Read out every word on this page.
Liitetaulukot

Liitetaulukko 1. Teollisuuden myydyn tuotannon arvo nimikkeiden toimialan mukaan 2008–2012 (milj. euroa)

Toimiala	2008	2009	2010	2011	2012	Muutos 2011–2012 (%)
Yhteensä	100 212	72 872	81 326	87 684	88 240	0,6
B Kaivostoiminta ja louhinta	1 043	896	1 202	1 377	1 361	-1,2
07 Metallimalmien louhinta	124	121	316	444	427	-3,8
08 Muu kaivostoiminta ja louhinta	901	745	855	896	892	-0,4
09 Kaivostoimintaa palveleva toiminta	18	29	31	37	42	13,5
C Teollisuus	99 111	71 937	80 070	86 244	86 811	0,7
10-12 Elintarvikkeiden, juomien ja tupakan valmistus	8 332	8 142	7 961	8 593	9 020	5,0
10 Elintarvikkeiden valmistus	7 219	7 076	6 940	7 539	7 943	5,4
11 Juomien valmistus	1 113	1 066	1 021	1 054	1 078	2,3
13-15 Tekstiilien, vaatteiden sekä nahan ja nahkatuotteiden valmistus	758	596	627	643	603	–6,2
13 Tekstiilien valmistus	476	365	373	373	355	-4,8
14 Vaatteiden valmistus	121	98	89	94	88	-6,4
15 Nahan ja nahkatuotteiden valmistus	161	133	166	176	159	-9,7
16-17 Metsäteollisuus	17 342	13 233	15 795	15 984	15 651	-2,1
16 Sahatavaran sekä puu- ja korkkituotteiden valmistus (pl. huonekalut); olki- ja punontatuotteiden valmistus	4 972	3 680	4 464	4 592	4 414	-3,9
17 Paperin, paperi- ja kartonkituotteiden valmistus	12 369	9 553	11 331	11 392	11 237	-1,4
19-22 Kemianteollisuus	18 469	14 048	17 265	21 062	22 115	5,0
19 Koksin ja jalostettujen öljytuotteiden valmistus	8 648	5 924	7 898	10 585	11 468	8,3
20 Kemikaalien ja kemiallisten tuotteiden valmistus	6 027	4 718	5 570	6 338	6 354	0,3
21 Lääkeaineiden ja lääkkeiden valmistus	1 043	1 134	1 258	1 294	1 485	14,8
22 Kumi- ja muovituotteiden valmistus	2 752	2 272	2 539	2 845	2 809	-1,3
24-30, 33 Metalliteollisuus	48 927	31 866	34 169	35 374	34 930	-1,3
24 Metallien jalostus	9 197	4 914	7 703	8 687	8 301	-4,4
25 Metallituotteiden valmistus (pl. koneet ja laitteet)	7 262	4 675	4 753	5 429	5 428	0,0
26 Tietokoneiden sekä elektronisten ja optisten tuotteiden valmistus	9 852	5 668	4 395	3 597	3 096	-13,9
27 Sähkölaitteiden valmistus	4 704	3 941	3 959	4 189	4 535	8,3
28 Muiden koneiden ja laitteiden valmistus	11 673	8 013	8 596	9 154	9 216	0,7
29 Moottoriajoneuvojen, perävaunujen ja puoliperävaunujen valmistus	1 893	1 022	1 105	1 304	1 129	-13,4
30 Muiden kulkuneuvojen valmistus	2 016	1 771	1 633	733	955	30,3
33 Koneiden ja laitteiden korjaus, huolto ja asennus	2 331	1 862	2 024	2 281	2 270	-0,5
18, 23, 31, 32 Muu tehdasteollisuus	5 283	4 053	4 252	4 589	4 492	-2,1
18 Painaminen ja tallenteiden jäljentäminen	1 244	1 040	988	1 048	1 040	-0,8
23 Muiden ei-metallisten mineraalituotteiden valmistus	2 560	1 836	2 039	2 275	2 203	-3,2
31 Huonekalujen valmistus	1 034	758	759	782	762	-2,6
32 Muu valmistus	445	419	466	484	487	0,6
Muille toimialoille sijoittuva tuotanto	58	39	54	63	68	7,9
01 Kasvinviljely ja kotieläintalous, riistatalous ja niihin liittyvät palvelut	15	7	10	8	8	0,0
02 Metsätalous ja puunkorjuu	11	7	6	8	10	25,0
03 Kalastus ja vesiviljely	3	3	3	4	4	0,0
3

□ □ □ □

● **WHAT IS REQUIRED**: Exactly as written above, please repeat the entries.

● **RESULT**:
Read out every word on this page.
Liitetaulukot

Liitetaulukko 1. Teollisuuden myydyn tuotannon arvo nimikkeiden toimialan mukaan 2008–2012 (milj. euroa)

Toimiala	2008	2009	2010	2011	2012	Muutos 2011–2012 (%)
Yhteensä	100 212	72 872	81 326	87 684	88 240	0,6
B Kaivostoiminta ja louhinta	1 043	896	1 202	1 377	1 361	-1,2
07 Metallimalmien louhinta	124	121	316	444	427	-3,8
08 Muu kaivostoiminta ja louhinta	901	745	855	896	892	-0,4
09 Kaivostoimintaa palveleva toiminta	18	29	31	37	42	13,5
C Teollisuus	99 111	71 937	80 070	86 244	86 811	0,7
10-12 Elintarvikkeiden, juomien ja tupakan valmistus	8 332	8 142	7 961	8 593	9 020	5,0
10 Elintarvikkeiden valmistus	7 219	7 076	6 940	7 539	7 943	5,4
11 Juomien valmistus	1 113	1 066	1 021	1 054	1 078	2,3
13-15 Tekstiilien, vaatteiden sekä nahan ja nahkatuotteiden valmistus	758	596	627	643	603	–6,2
13 Tekstiilien valmistus	476	365	373	373	355	-4,8
14 Vaatteiden valmistus	121	98	89	94	88	-6,4
15 Nahan ja nahkatuotteiden valmistus	161	133	166	176	159	-9,7
16-17 Metsäteollisuus	17 342	13 233	15 795	15 984	15 651	-2,1
16 Sahatavaran sekä puu- ja korkkituotteiden valmistus (pl. huonekalut); olki- ja punontatuotteiden valmistus	4 972	3 680	4 464	4 592	4 414	-3,9
17 Paperin, paperi- ja kartonkituotteiden valmistus	12 369	9 553	11 331	11 392	11 237	-1,4
19-22 Kemianteollisuus	18 469	14 048	17 265	21 062	22 115	5,0
19 Koksin ja jalostettujen öljytuotteiden valmistus	8 648	5 924	7 898	10 585	11 468	8,3
20 Kemikaalien ja kemiallisten tuotteiden valmistus	6 027	4 718	5 570	6 338	6 354	0,3
21 Lääkeaineiden ja lääkkeiden valmistus	1 043	1 134	1 258	1 294	1 485	14,8
22 Kumi- ja muovituotteiden valmistus	2 752	2 272	2 539	2 845	2 809	-1,3
24-30, 33 Metalliteollisuus	48 927	31 866	34 169	35 374	34 930	-1,3
24 Metallien jalostus	9 197	4 914	7 703	8 687	8 301	-4,4
25 Metallituotteiden valmistus (pl. koneet ja laitteet)	7 262	4 675	4 753	5 429	5 428	0,0
26 Tietokoneiden sekä elektronisten ja optisten tuotteiden valmistus	9 852	5 668	4 395	3 597	3 096	-13,9
27 Sähkölaitteiden valmistus	4 704	3 941	3 959	4 189	4 535	8,3
28 Muiden koneiden ja laitteiden valmistus	11 673	8 013	8 596	9 154	9 216	0,7
29 Moottoriajoneuvojen, perävaunujen ja puoliperävaunujen valmistus	1 893	1 022	1 105	1 304	1 129	-13,4
30 Muiden kulkuneuvojen valmistus	2 016	1 771	1 633	733	955	30,3
33 Koneiden ja laitteiden korjaus, huolto ja asennus	2 331	1 862	2 024	2 281	2 270	-0,5
18, 23, 31, 32 Muu tehdasteollisuus	5 283	4 053	4 252	4 589	4 492	-2,1
18 Painaminen ja tallenteiden jäljentäminen	1 244	1 040	988	1 048	1 040	-0,8
23 Muiden ei-metallisten mineraalituotteiden valmistus	2 560	1 836	2 039	2 275	2 203	-3,2
31 Huonekalujen valmistus	1 034	758	759	782	762	-2,6
32 Muu valmistus	445	419	466	484	487	0,6
Muille toimialoille sijoittuva tuotanto	58	39	54	63	68	7,9
01 Kasvinviljely ja kotieläintalous, riistatalous ja niihin liittyvät palvelut	15	7	10	8	8	0,0
02 Metsätalous ja puunkorjuu	11	7	6	8	10	25,0
03 Kalastus ja vesiviljely	3	3	3	4	4	0,0
3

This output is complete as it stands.